> 課題
次の各行を一字一句変えずにそのまま書き写しなさい。

> 資料
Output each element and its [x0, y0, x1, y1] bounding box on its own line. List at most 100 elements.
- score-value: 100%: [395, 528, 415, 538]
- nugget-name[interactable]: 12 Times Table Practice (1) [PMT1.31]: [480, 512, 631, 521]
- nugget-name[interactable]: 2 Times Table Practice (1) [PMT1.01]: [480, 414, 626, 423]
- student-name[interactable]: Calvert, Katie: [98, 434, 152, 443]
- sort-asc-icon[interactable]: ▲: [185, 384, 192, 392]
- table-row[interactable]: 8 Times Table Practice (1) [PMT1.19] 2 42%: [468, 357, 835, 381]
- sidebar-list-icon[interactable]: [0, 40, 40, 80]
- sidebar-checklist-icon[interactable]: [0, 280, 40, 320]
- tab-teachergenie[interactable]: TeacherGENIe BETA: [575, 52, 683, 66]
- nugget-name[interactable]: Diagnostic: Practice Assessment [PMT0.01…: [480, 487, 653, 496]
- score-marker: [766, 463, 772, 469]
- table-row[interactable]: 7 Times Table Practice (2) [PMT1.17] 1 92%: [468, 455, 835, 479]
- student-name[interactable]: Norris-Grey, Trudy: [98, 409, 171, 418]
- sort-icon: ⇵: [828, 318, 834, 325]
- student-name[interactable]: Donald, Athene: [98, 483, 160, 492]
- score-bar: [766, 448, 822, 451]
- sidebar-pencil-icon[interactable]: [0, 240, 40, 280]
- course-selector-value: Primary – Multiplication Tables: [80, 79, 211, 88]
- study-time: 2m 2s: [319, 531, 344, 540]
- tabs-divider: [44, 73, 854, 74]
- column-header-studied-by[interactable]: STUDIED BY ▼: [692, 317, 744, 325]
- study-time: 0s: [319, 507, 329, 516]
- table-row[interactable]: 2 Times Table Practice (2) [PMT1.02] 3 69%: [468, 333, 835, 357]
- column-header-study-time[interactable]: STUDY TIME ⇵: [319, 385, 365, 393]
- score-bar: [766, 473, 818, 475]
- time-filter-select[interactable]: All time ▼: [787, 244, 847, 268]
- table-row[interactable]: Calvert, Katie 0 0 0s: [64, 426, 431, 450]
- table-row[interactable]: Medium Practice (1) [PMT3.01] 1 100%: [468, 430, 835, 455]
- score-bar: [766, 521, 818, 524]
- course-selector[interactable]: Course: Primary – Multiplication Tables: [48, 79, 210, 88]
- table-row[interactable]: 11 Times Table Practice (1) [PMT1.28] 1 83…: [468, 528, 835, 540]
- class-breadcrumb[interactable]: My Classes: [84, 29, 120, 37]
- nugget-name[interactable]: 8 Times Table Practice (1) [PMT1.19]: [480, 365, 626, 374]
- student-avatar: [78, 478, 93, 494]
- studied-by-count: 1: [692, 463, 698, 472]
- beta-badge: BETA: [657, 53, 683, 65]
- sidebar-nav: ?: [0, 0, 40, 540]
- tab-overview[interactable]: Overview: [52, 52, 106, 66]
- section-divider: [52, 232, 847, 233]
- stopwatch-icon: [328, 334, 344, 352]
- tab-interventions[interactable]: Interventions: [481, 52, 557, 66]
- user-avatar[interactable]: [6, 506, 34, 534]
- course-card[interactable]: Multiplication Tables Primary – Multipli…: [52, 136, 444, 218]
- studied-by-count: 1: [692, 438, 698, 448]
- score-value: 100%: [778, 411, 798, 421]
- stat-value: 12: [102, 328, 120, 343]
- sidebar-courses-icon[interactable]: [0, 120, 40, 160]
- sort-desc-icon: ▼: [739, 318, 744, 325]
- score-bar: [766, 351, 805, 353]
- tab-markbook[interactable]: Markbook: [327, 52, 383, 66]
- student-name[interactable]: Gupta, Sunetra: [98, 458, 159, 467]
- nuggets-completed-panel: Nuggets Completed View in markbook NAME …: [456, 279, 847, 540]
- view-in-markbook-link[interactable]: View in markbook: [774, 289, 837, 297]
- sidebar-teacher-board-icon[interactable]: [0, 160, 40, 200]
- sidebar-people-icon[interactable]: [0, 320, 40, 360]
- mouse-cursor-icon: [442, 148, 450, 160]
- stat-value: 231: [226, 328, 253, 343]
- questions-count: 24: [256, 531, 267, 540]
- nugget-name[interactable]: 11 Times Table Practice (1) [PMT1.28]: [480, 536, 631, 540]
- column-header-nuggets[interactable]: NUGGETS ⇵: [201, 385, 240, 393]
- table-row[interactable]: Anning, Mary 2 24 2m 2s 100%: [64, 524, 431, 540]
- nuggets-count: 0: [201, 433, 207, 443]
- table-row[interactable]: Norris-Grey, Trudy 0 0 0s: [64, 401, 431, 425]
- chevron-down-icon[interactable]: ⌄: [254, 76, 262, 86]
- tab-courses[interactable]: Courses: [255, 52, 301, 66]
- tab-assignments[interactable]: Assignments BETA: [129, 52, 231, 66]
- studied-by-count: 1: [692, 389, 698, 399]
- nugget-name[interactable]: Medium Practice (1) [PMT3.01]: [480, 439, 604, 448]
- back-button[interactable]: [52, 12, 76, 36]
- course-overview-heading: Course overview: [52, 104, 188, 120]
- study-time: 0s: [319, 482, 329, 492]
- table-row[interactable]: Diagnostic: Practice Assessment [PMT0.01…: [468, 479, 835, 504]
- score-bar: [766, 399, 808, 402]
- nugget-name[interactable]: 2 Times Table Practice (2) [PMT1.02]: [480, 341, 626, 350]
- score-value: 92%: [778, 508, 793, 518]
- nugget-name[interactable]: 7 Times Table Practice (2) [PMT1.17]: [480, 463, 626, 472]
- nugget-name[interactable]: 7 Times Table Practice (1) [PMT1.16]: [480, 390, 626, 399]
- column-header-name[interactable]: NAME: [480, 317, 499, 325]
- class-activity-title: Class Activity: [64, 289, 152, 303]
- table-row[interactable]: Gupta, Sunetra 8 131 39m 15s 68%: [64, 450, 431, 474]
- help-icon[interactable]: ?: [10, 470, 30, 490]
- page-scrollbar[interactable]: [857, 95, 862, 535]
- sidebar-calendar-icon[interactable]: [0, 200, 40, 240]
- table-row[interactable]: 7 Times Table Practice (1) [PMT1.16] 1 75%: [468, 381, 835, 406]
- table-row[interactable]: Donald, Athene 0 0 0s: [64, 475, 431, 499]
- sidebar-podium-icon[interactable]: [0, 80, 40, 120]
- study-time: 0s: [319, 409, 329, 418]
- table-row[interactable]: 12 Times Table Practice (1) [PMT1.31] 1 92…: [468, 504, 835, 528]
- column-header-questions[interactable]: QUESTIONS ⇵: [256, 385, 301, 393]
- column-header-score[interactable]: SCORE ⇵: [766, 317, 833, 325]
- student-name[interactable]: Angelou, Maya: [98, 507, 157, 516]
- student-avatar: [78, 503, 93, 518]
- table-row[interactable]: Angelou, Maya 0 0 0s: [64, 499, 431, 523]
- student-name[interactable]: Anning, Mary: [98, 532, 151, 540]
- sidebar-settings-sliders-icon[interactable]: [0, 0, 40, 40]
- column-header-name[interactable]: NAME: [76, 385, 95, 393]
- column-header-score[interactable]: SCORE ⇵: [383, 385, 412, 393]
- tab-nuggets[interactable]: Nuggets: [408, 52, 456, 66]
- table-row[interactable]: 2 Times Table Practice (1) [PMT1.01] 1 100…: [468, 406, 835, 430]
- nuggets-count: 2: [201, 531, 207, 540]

> 解答例
Output each element and its [x0, y0, x1, y1] bounding box on its own line. List at most 100 elements.
- score-value: 100%: [395, 528, 415, 538]
- nugget-name[interactable]: 12 Times Table Practice (1) [PMT1.31]: [480, 512, 631, 521]
- nugget-name[interactable]: 2 Times Table Practice (1) [PMT1.01]: [480, 414, 626, 423]
- student-name[interactable]: Calvert, Katie: [98, 434, 152, 443]
- sort-asc-icon[interactable]: ▲: [185, 384, 192, 392]
- table-row[interactable]: 8 Times Table Practice (1) [PMT1.19] 2 42%: [468, 357, 835, 381]
- sidebar-list-icon[interactable]: [0, 40, 40, 80]
- sidebar-checklist-icon[interactable]: [0, 280, 40, 320]
- tab-teachergenie[interactable]: TeacherGENIe BETA: [575, 52, 683, 66]
- nugget-name[interactable]: Diagnostic: Practice Assessment [PMT0.01…: [480, 487, 653, 496]
- score-marker: [766, 463, 772, 469]
- table-row[interactable]: 7 Times Table Practice (2) [PMT1.17] 1 92%: [468, 455, 835, 479]
- student-name[interactable]: Norris-Grey, Trudy: [98, 409, 171, 418]
- sort-icon: ⇵: [828, 318, 834, 325]
- student-name[interactable]: Donald, Athene: [98, 483, 160, 492]
- score-bar: [766, 448, 822, 451]
- sidebar-pencil-icon[interactable]: [0, 240, 40, 280]
- course-selector-value: Primary – Multiplication Tables: [80, 79, 211, 88]
- study-time: 2m 2s: [319, 531, 344, 540]
- tabs-divider: [44, 73, 854, 74]
- column-header-studied-by[interactable]: STUDIED BY ▼: [692, 317, 744, 325]
- study-time: 0s: [319, 507, 329, 516]
- table-row[interactable]: 2 Times Table Practice (2) [PMT1.02] 3 69%: [468, 333, 835, 357]
- column-header-study-time[interactable]: STUDY TIME ⇵: [319, 385, 365, 393]
- score-bar: [766, 473, 818, 475]
- time-filter-select[interactable]: All time ▼: [787, 244, 847, 268]
- table-row[interactable]: Calvert, Katie 0 0 0s: [64, 426, 431, 450]
- table-row[interactable]: Medium Practice (1) [PMT3.01] 1 100%: [468, 430, 835, 455]
- score-bar: [766, 521, 818, 524]
- course-selector[interactable]: Course: Primary – Multiplication Tables: [48, 79, 210, 88]
- table-row[interactable]: 11 Times Table Practice (1) [PMT1.28] 1 83…: [468, 528, 835, 540]
- class-breadcrumb[interactable]: My Classes: [84, 29, 120, 37]
- nugget-name[interactable]: 8 Times Table Practice (1) [PMT1.19]: [480, 365, 626, 374]
- student-avatar: [78, 478, 93, 494]
- studied-by-count: 1: [692, 463, 698, 472]
- beta-badge: BETA: [657, 53, 683, 65]
- sidebar-nav: ?: [0, 0, 40, 540]
- tab-overview[interactable]: Overview: [52, 52, 106, 66]
- section-divider: [52, 232, 847, 233]
- stopwatch-icon: [328, 334, 344, 352]
- tab-interventions[interactable]: Interventions: [481, 52, 557, 66]
- user-avatar[interactable]: [6, 506, 34, 534]
- course-card[interactable]: Multiplication Tables Primary – Multipli…: [52, 136, 444, 218]
- studied-by-count: 1: [692, 438, 698, 448]
- score-value: 100%: [778, 411, 798, 421]
- stat-value: 12: [102, 328, 120, 343]
- sidebar-courses-icon[interactable]: [0, 120, 40, 160]
- sort-desc-icon: ▼: [739, 318, 744, 325]
- score-bar: [766, 351, 805, 353]
- tab-markbook[interactable]: Markbook: [327, 52, 383, 66]
- student-name[interactable]: Gupta, Sunetra: [98, 458, 159, 467]
- nuggets-completed-panel: Nuggets Completed View in markbook NAME …: [456, 279, 847, 540]
- view-in-markbook-link[interactable]: View in markbook: [774, 289, 837, 297]
- sidebar-teacher-board-icon[interactable]: [0, 160, 40, 200]
- sidebar-people-icon[interactable]: [0, 320, 40, 360]
- mouse-cursor-icon: [442, 148, 450, 160]
- stat-value: 231: [226, 328, 253, 343]
- questions-count: 24: [256, 531, 267, 540]
- nugget-name[interactable]: 11 Times Table Practice (1) [PMT1.28]: [480, 536, 631, 540]
- column-header-nuggets[interactable]: NUGGETS ⇵: [201, 385, 240, 393]
- table-row[interactable]: Anning, Mary 2 24 2m 2s 100%: [64, 524, 431, 540]
- nuggets-count: 0: [201, 433, 207, 443]
- table-row[interactable]: Norris-Grey, Trudy 0 0 0s: [64, 401, 431, 425]
- chevron-down-icon[interactable]: ⌄: [254, 76, 262, 86]
- tab-courses[interactable]: Courses: [255, 52, 301, 66]
- tab-assignments[interactable]: Assignments BETA: [129, 52, 231, 66]
- studied-by-count: 1: [692, 389, 698, 399]
- nugget-name[interactable]: Medium Practice (1) [PMT3.01]: [480, 439, 604, 448]
- back-button[interactable]: [52, 12, 76, 36]
- course-overview-heading: Course overview: [52, 104, 188, 120]
- study-time: 0s: [319, 482, 329, 492]
- table-row[interactable]: Diagnostic: Practice Assessment [PMT0.01…: [468, 479, 835, 504]
- score-bar: [766, 399, 808, 402]
- nugget-name[interactable]: 2 Times Table Practice (2) [PMT1.02]: [480, 341, 626, 350]
- score-value: 92%: [778, 508, 793, 518]
- nugget-name[interactable]: 7 Times Table Practice (2) [PMT1.17]: [480, 463, 626, 472]
- nugget-name[interactable]: 7 Times Table Practice (1) [PMT1.16]: [480, 390, 626, 399]
- column-header-name[interactable]: NAME: [480, 317, 499, 325]
- class-activity-title: Class Activity: [64, 289, 152, 303]
- table-row[interactable]: Gupta, Sunetra 8 131 39m 15s 68%: [64, 450, 431, 474]
- help-icon[interactable]: ?: [10, 470, 30, 490]
- page-scrollbar[interactable]: [857, 95, 862, 535]
- sidebar-calendar-icon[interactable]: [0, 200, 40, 240]
- table-row[interactable]: 7 Times Table Practice (1) [PMT1.16] 1 75%: [468, 381, 835, 406]
- table-row[interactable]: Donald, Athene 0 0 0s: [64, 475, 431, 499]
- sidebar-podium-icon[interactable]: [0, 80, 40, 120]
- study-time: 0s: [319, 409, 329, 418]
- table-row[interactable]: 12 Times Table Practice (1) [PMT1.31] 1 92…: [468, 504, 835, 528]
- column-header-questions[interactable]: QUESTIONS ⇵: [256, 385, 301, 393]
- column-header-score[interactable]: SCORE ⇵: [766, 317, 833, 325]
- student-name[interactable]: Angelou, Maya: [98, 507, 157, 516]
- student-avatar: [78, 503, 93, 518]
- table-row[interactable]: Angelou, Maya 0 0 0s: [64, 499, 431, 523]
- student-name[interactable]: Anning, Mary: [98, 532, 151, 540]
- sidebar-settings-sliders-icon[interactable]: [0, 0, 40, 40]
- column-header-name[interactable]: NAME: [76, 385, 95, 393]
- column-header-score[interactable]: SCORE ⇵: [383, 385, 412, 393]
- tab-nuggets[interactable]: Nuggets: [408, 52, 456, 66]
- table-row[interactable]: 2 Times Table Practice (1) [PMT1.01] 1 100…: [468, 406, 835, 430]
- nuggets-count: 2: [201, 531, 207, 540]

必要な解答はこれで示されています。